**Task goal:** Your task is to print the material below exactly as presented.

**Provided data:**
━━━━━━━━━━━━━━━━
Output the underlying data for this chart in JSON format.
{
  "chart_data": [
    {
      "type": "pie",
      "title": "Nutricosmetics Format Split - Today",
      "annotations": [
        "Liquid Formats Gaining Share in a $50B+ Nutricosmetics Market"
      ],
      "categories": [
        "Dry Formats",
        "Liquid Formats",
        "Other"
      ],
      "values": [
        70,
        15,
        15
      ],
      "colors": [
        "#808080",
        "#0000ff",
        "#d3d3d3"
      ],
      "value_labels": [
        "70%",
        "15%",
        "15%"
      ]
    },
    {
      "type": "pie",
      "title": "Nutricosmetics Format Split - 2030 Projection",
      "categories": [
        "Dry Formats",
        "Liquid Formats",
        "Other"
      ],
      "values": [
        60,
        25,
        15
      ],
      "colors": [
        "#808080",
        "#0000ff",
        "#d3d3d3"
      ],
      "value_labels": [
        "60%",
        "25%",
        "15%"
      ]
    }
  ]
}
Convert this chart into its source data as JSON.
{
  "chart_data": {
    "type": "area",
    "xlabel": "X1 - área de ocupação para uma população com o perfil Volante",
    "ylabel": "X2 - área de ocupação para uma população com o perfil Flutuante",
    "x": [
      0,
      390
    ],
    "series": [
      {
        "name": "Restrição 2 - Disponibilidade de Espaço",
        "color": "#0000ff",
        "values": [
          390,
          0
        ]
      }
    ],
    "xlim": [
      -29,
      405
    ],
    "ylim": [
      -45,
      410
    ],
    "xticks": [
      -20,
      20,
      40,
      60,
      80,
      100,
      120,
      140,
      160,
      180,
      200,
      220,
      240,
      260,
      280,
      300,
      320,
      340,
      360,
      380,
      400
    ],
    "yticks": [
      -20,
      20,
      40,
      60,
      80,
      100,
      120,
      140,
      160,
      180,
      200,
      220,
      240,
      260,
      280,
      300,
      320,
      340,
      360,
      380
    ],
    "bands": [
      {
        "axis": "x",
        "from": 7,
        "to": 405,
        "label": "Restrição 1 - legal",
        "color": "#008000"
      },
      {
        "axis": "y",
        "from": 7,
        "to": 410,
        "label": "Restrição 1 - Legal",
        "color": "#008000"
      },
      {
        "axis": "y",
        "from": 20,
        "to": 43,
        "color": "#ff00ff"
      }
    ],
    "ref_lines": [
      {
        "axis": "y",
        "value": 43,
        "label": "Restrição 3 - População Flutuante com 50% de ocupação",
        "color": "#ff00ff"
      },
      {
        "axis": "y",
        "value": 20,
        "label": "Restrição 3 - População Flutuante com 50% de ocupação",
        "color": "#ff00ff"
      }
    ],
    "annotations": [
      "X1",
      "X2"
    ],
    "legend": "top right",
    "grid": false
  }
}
━━━━━━━━━━━━━━━━
**Solution:**
Output the underlying data for this chart in JSON format.
{
  "chart_data": [
    {
      "type": "pie",
      "title": "Nutricosmetics Format Split - Today",
      "annotations": [
        "Liquid Formats Gaining Share in a $50B+ Nutricosmetics Market"
      ],
      "categories": [
        "Dry Formats",
        "Liquid Formats",
        "Other"
      ],
      "values": [
        70,
        15,
        15
      ],
      "colors": [
        "#808080",
        "#0000ff",
        "#d3d3d3"
      ],
      "value_labels": [
        "70%",
        "15%",
        "15%"
      ]
    },
    {
      "type": "pie",
      "title": "Nutricosmetics Format Split - 2030 Projection",
      "categories": [
        "Dry Formats",
        "Liquid Formats",
        "Other"
      ],
      "values": [
        60,
        25,
        15
      ],
      "colors": [
        "#808080",
        "#0000ff",
        "#d3d3d3"
      ],
      "value_labels": [
        "60%",
        "25%",
        "15%"
      ]
    }
  ]
}
Convert this chart into its source data as JSON.
{
  "chart_data": {
    "type": "area",
    "xlabel": "X1 - área de ocupação para uma população com o perfil Volante",
    "ylabel": "X2 - área de ocupação para uma população com o perfil Flutuante",
    "x": [
      0,
      390
    ],
    "series": [
      {
        "name": "Restrição 2 - Disponibilidade de Espaço",
        "color": "#0000ff",
        "values": [
          390,
          0
        ]
      }
    ],
    "xlim": [
      -29,
      405
    ],
    "ylim": [
      -45,
      410
    ],
    "xticks": [
      -20,
      20,
      40,
      60,
      80,
      100,
      120,
      140,
      160,
      180,
      200,
      220,
      240,
      260,
      280,
      300,
      320,
      340,
      360,
      380,
      400
    ],
    "yticks": [
      -20,
      20,
      40,
      60,
      80,
      100,
      120,
      140,
      160,
      180,
      200,
      220,
      240,
      260,
      280,
      300,
      320,
      340,
      360,
      380
    ],
    "bands": [
      {
        "axis": "x",
        "from": 7,
        "to": 405,
        "label": "Restrição 1 - legal",
        "color": "#008000"
      },
      {
        "axis": "y",
        "from": 7,
        "to": 410,
        "label": "Restrição 1 - Legal",
        "color": "#008000"
      },
      {
        "axis": "y",
        "from": 20,
        "to": 43,
        "color": "#ff00ff"
      }
    ],
    "ref_lines": [
      {
        "axis": "y",
        "value": 43,
        "label": "Restrição 3 - População Flutuante com 50% de ocupação",
        "color": "#ff00ff"
      },
      {
        "axis": "y",
        "value": 20,
        "label": "Restrição 3 - População Flutuante com 50% de ocupação",
        "color": "#ff00ff"
      }
    ],
    "annotations": [
      "X1",
      "X2"
    ],
    "legend": "top right",
    "grid": false
  }
}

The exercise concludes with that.